>>>

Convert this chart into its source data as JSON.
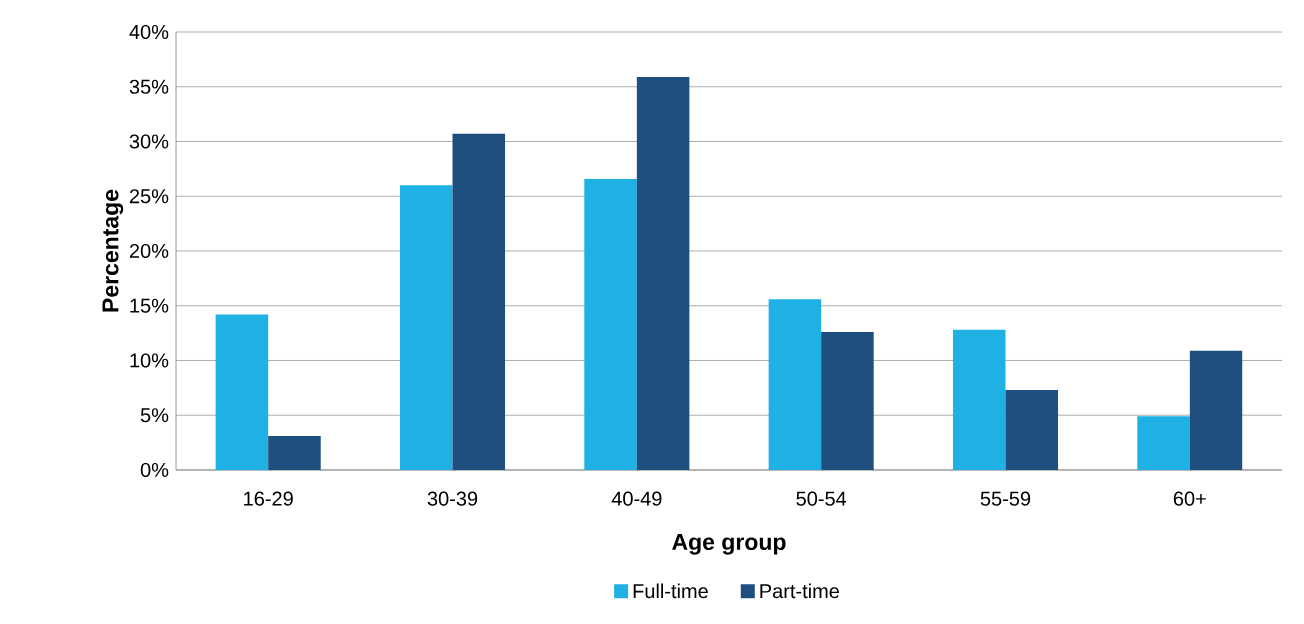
{
  "chart_data": {
    "type": "bar",
    "xlabel": "Age group",
    "ylabel": "Percentage",
    "categories": [
      "16-29",
      "30-39",
      "40-49",
      "50-54",
      "55-59",
      "60+"
    ],
    "series": [
      {
        "name": "Full-time",
        "color": "#1fb0e4",
        "values": [
          14.2,
          26.0,
          26.6,
          15.6,
          12.8,
          4.9
        ]
      },
      {
        "name": "Part-time",
        "color": "#1f4f7f",
        "values": [
          3.1,
          30.7,
          35.9,
          12.6,
          7.3,
          10.9
        ]
      }
    ],
    "ylim": [
      0,
      40
    ],
    "yticks": [
      {
        "value": 0,
        "label": "0%"
      },
      {
        "value": 5,
        "label": "5%"
      },
      {
        "value": 10,
        "label": "10%"
      },
      {
        "value": 15,
        "label": "15%"
      },
      {
        "value": 20,
        "label": "20%"
      },
      {
        "value": 25,
        "label": "25%"
      },
      {
        "value": 30,
        "label": "30%"
      },
      {
        "value": 35,
        "label": "35%"
      },
      {
        "value": 40,
        "label": "40%"
      }
    ],
    "grid": "y",
    "legend": "bottom"
  }
}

<<<

◆ **EXERCISE GOAL**
Extract the full listing above verbatim; pictures are to be left out of the copy.

◆ **EXPECTED ANSWER**
Convert this chart into its source data as JSON.
{
  "chart_data": {
    "type": "bar",
    "xlabel": "Age group",
    "ylabel": "Percentage",
    "categories": [
      "16-29",
      "30-39",
      "40-49",
      "50-54",
      "55-59",
      "60+"
    ],
    "series": [
      {
        "name": "Full-time",
        "color": "#1fb0e4",
        "values": [
          14.2,
          26.0,
          26.6,
          15.6,
          12.8,
          4.9
        ]
      },
      {
        "name": "Part-time",
        "color": "#1f4f7f",
        "values": [
          3.1,
          30.7,
          35.9,
          12.6,
          7.3,
          10.9
        ]
      }
    ],
    "ylim": [
      0,
      40
    ],
    "yticks": [
      {
        "value": 0,
        "label": "0%"
      },
      {
        "value": 5,
        "label": "5%"
      },
      {
        "value": 10,
        "label": "10%"
      },
      {
        "value": 15,
        "label": "15%"
      },
      {
        "value": 20,
        "label": "20%"
      },
      {
        "value": 25,
        "label": "25%"
      },
      {
        "value": 30,
        "label": "30%"
      },
      {
        "value": 35,
        "label": "35%"
      },
      {
        "value": 40,
        "label": "40%"
      }
    ],
    "grid": "y",
    "legend": "bottom"
  }
}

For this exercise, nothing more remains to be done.